Given problem: Repeat each record below exactly, dropping the pictures.

Lines of data:
* begin *

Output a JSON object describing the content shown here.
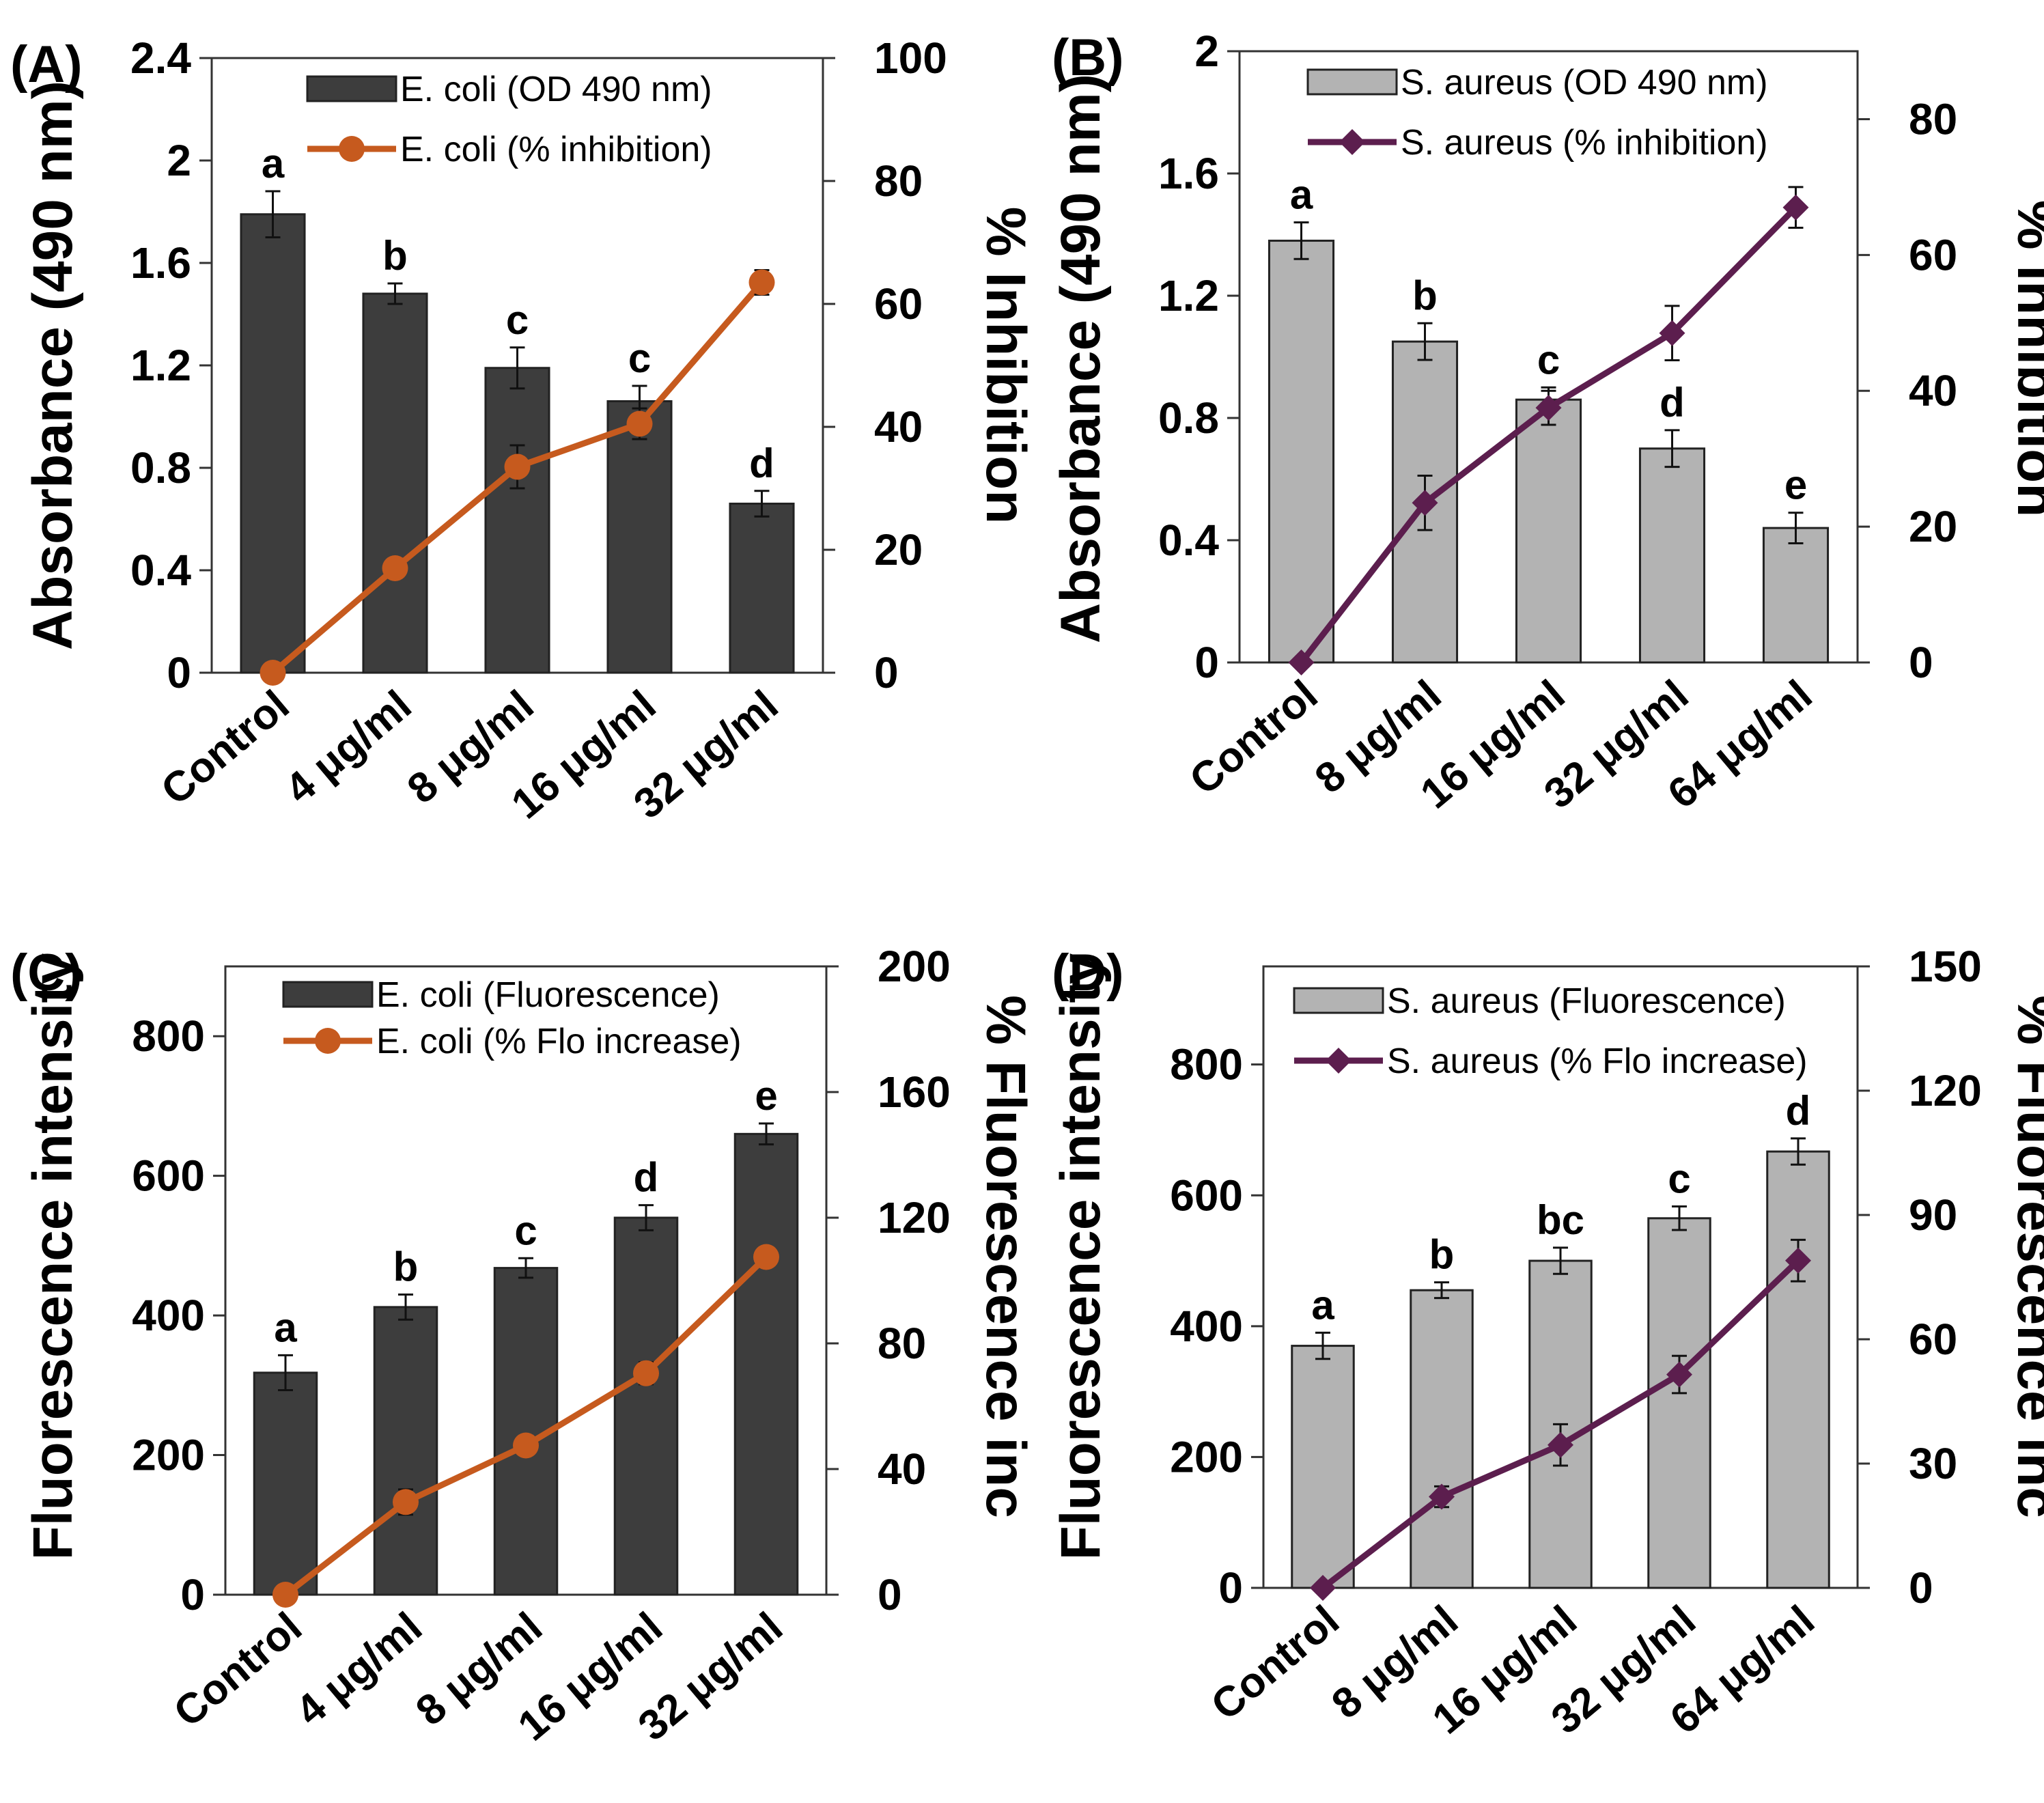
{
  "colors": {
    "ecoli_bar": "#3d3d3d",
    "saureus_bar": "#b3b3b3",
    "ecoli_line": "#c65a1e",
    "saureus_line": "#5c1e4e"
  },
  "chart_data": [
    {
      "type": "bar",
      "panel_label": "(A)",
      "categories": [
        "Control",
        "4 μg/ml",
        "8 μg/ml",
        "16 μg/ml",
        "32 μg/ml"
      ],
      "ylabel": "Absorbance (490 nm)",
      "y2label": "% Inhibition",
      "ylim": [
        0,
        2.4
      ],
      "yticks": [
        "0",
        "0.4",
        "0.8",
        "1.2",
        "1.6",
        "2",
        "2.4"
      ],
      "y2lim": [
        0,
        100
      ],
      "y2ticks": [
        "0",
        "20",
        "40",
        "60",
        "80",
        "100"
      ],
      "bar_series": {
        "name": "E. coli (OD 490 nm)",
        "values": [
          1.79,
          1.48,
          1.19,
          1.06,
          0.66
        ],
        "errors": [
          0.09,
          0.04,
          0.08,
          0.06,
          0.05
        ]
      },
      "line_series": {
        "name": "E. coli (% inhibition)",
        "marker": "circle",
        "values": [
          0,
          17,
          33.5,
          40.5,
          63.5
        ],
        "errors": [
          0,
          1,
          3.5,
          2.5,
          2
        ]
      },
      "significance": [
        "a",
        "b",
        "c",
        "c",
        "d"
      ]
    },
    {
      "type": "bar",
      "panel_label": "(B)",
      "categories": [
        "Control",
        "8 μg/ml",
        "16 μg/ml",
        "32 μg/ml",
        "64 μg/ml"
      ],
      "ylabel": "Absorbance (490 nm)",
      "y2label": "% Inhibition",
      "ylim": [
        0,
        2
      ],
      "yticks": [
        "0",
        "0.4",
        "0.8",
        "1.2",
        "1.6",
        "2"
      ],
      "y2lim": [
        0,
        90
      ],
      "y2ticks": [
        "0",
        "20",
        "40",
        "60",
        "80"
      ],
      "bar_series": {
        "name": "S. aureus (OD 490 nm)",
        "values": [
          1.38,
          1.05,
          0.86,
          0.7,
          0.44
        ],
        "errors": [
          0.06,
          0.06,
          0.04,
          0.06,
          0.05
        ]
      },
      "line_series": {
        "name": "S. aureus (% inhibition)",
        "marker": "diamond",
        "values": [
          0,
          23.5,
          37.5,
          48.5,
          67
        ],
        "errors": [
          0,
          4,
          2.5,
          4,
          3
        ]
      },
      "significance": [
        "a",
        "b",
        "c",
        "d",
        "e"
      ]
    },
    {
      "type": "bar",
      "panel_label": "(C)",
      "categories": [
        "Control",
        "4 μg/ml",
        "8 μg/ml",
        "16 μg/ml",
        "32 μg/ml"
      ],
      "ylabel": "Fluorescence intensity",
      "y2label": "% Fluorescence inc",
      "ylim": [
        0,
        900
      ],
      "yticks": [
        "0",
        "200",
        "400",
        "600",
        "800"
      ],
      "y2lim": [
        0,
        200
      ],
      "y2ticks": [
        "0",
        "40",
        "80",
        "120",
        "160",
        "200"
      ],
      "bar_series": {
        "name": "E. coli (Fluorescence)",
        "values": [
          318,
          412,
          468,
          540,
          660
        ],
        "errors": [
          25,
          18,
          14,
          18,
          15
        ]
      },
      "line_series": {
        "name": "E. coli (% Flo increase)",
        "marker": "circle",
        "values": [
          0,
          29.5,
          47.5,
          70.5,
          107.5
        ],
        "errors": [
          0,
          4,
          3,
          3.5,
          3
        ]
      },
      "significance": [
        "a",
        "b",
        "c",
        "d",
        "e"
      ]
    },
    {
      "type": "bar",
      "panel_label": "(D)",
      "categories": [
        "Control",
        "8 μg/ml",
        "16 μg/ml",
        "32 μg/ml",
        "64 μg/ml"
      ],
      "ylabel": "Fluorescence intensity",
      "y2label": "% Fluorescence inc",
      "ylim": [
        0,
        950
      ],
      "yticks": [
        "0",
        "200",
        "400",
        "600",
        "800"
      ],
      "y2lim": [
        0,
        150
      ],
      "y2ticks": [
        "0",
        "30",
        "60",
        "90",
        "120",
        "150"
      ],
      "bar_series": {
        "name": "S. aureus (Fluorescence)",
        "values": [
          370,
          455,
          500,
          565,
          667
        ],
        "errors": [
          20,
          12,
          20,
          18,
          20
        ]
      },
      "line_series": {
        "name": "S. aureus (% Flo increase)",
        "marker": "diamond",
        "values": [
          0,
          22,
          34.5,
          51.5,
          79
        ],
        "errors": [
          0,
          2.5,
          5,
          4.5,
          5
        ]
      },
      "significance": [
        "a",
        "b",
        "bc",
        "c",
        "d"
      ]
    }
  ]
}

* end *

Answer to this exercise:
Output a JSON object describing the content shown here.
{
  "colors": {
    "ecoli_bar": "#3d3d3d",
    "saureus_bar": "#b3b3b3",
    "ecoli_line": "#c65a1e",
    "saureus_line": "#5c1e4e"
  },
  "chart_data": [
    {
      "type": "bar",
      "panel_label": "(A)",
      "categories": [
        "Control",
        "4 μg/ml",
        "8 μg/ml",
        "16 μg/ml",
        "32 μg/ml"
      ],
      "ylabel": "Absorbance (490 nm)",
      "y2label": "% Inhibition",
      "ylim": [
        0,
        2.4
      ],
      "yticks": [
        "0",
        "0.4",
        "0.8",
        "1.2",
        "1.6",
        "2",
        "2.4"
      ],
      "y2lim": [
        0,
        100
      ],
      "y2ticks": [
        "0",
        "20",
        "40",
        "60",
        "80",
        "100"
      ],
      "bar_series": {
        "name": "E. coli (OD 490 nm)",
        "values": [
          1.79,
          1.48,
          1.19,
          1.06,
          0.66
        ],
        "errors": [
          0.09,
          0.04,
          0.08,
          0.06,
          0.05
        ]
      },
      "line_series": {
        "name": "E. coli (% inhibition)",
        "marker": "circle",
        "values": [
          0,
          17,
          33.5,
          40.5,
          63.5
        ],
        "errors": [
          0,
          1,
          3.5,
          2.5,
          2
        ]
      },
      "significance": [
        "a",
        "b",
        "c",
        "c",
        "d"
      ]
    },
    {
      "type": "bar",
      "panel_label": "(B)",
      "categories": [
        "Control",
        "8 μg/ml",
        "16 μg/ml",
        "32 μg/ml",
        "64 μg/ml"
      ],
      "ylabel": "Absorbance (490 nm)",
      "y2label": "% Inhibition",
      "ylim": [
        0,
        2
      ],
      "yticks": [
        "0",
        "0.4",
        "0.8",
        "1.2",
        "1.6",
        "2"
      ],
      "y2lim": [
        0,
        90
      ],
      "y2ticks": [
        "0",
        "20",
        "40",
        "60",
        "80"
      ],
      "bar_series": {
        "name": "S. aureus (OD 490 nm)",
        "values": [
          1.38,
          1.05,
          0.86,
          0.7,
          0.44
        ],
        "errors": [
          0.06,
          0.06,
          0.04,
          0.06,
          0.05
        ]
      },
      "line_series": {
        "name": "S. aureus (% inhibition)",
        "marker": "diamond",
        "values": [
          0,
          23.5,
          37.5,
          48.5,
          67
        ],
        "errors": [
          0,
          4,
          2.5,
          4,
          3
        ]
      },
      "significance": [
        "a",
        "b",
        "c",
        "d",
        "e"
      ]
    },
    {
      "type": "bar",
      "panel_label": "(C)",
      "categories": [
        "Control",
        "4 μg/ml",
        "8 μg/ml",
        "16 μg/ml",
        "32 μg/ml"
      ],
      "ylabel": "Fluorescence intensity",
      "y2label": "% Fluorescence inc",
      "ylim": [
        0,
        900
      ],
      "yticks": [
        "0",
        "200",
        "400",
        "600",
        "800"
      ],
      "y2lim": [
        0,
        200
      ],
      "y2ticks": [
        "0",
        "40",
        "80",
        "120",
        "160",
        "200"
      ],
      "bar_series": {
        "name": "E. coli (Fluorescence)",
        "values": [
          318,
          412,
          468,
          540,
          660
        ],
        "errors": [
          25,
          18,
          14,
          18,
          15
        ]
      },
      "line_series": {
        "name": "E. coli (% Flo increase)",
        "marker": "circle",
        "values": [
          0,
          29.5,
          47.5,
          70.5,
          107.5
        ],
        "errors": [
          0,
          4,
          3,
          3.5,
          3
        ]
      },
      "significance": [
        "a",
        "b",
        "c",
        "d",
        "e"
      ]
    },
    {
      "type": "bar",
      "panel_label": "(D)",
      "categories": [
        "Control",
        "8 μg/ml",
        "16 μg/ml",
        "32 μg/ml",
        "64 μg/ml"
      ],
      "ylabel": "Fluorescence intensity",
      "y2label": "% Fluorescence inc",
      "ylim": [
        0,
        950
      ],
      "yticks": [
        "0",
        "200",
        "400",
        "600",
        "800"
      ],
      "y2lim": [
        0,
        150
      ],
      "y2ticks": [
        "0",
        "30",
        "60",
        "90",
        "120",
        "150"
      ],
      "bar_series": {
        "name": "S. aureus (Fluorescence)",
        "values": [
          370,
          455,
          500,
          565,
          667
        ],
        "errors": [
          20,
          12,
          20,
          18,
          20
        ]
      },
      "line_series": {
        "name": "S. aureus (% Flo increase)",
        "marker": "diamond",
        "values": [
          0,
          22,
          34.5,
          51.5,
          79
        ],
        "errors": [
          0,
          2.5,
          5,
          4.5,
          5
        ]
      },
      "significance": [
        "a",
        "b",
        "bc",
        "c",
        "d"
      ]
    }
  ]
}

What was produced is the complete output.